Under this task are some entries; return every one of them exactly.

┄┄┄┄┄┄

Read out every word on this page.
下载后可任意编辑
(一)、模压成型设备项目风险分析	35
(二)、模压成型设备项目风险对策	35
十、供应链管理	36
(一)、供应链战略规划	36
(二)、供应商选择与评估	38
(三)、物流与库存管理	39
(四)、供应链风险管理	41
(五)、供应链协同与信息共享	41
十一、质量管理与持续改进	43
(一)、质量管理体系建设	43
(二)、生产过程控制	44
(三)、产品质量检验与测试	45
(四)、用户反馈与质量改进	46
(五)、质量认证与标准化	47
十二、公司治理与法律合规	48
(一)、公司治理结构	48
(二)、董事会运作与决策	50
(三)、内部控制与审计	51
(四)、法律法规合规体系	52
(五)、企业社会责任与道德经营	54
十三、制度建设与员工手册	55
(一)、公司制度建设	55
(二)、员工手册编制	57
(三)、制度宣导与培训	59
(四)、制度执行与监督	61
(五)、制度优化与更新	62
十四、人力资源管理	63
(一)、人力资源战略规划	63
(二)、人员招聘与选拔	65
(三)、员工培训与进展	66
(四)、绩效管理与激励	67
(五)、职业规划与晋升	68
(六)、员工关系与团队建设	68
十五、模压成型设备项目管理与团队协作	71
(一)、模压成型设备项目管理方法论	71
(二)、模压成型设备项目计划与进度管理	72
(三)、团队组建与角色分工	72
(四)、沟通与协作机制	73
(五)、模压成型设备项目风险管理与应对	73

┄┄┄┄┄┄

* [Response to this exercise]
Read out every word on this page.
下载后可任意编辑
(一)、模压成型设备项目风险分析	35
(二)、模压成型设备项目风险对策	35
十、供应链管理	36
(一)、供应链战略规划	36
(二)、供应商选择与评估	38
(三)、物流与库存管理	39
(四)、供应链风险管理	41
(五)、供应链协同与信息共享	41
十一、质量管理与持续改进	43
(一)、质量管理体系建设	43
(二)、生产过程控制	44
(三)、产品质量检验与测试	45
(四)、用户反馈与质量改进	46
(五)、质量认证与标准化	47
十二、公司治理与法律合规	48
(一)、公司治理结构	48
(二)、董事会运作与决策	50
(三)、内部控制与审计	51
(四)、法律法规合规体系	52
(五)、企业社会责任与道德经营	54
十三、制度建设与员工手册	55
(一)、公司制度建设	55
(二)、员工手册编制	57
(三)、制度宣导与培训	59
(四)、制度执行与监督	61
(五)、制度优化与更新	62
十四、人力资源管理	63
(一)、人力资源战略规划	63
(二)、人员招聘与选拔	65
(三)、员工培训与进展	66
(四)、绩效管理与激励	67
(五)、职业规划与晋升	68
(六)、员工关系与团队建设	68
十五、模压成型设备项目管理与团队协作	71
(一)、模压成型设备项目管理方法论	71
(二)、模压成型设备项目计划与进度管理	72
(三)、团队组建与角色分工	72
(四)、沟通与协作机制	73
(五)、模压成型设备项目风险管理与应对	73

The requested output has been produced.